The problem:
Collect each line of the entries that holds the string "with".

Records:
— Begin —

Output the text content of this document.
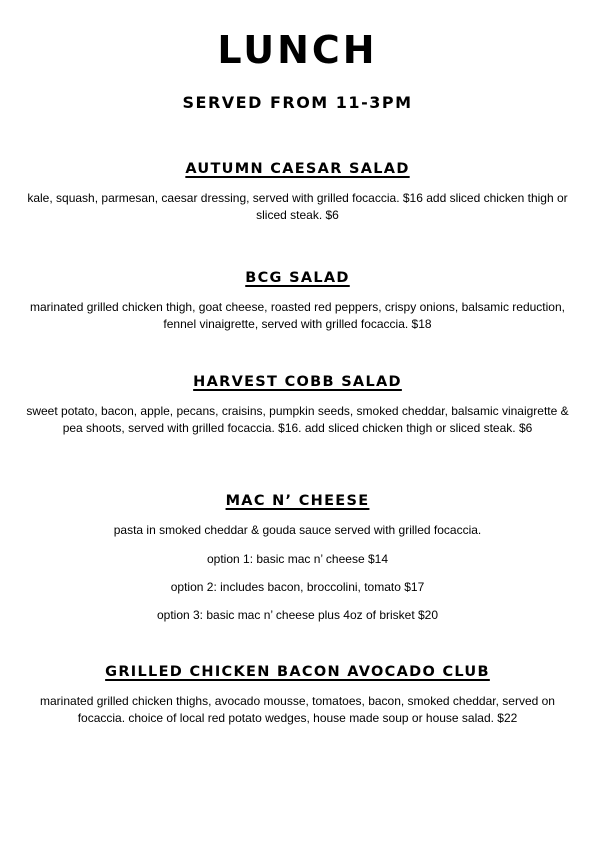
LUNCH
SERVED FROM 11-3PM
AUTUMN CAESAR SALAD

kale, squash, parmesan, caesar dressing, served with grilled focaccia. $16 add sliced chicken thigh or sliced steak. $6

BCG SALAD

marinated grilled chicken thigh, goat cheese, roasted red peppers, crispy onions, balsamic reduction, fennel vinaigrette, served with grilled focaccia. $18

HARVEST COBB SALAD

sweet potato, bacon, apple, pecans, craisins, pumpkin seeds, smoked cheddar, balsamic vinaigrette & pea shoots, served with grilled focaccia. $16. add sliced chicken thigh or sliced steak. $6

MAC N’ CHEESE

pasta in smoked cheddar & gouda sauce served with grilled focaccia.

option 1: basic mac n’ cheese $14

option 2: includes bacon, broccolini, tomato $17

option 3: basic mac n’ cheese plus 4oz of brisket $20

GRILLED CHICKEN BACON AVOCADO CLUB

marinated grilled chicken thighs, avocado mousse, tomatoes, bacon, smoked cheddar, served on focaccia. choice of local red potato wedges, house made soup or house salad. $22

— End —

Written reply:
kale, squash, parmesan, caesar dressing, served with grilled focaccia. $16 add sliced chicken thigh or sliced steak. $6
marinated grilled chicken thigh, goat cheese, roasted red peppers, crispy onions, balsamic reduction, fennel vinaigrette, served with grilled focaccia. $18
sweet potato, bacon, apple, pecans, craisins, pumpkin seeds, smoked cheddar, balsamic vinaigrette & pea shoots, served with grilled focaccia. $16. add sliced chicken thigh or sliced steak. $6
pasta in smoked cheddar & gouda sauce served with grilled focaccia.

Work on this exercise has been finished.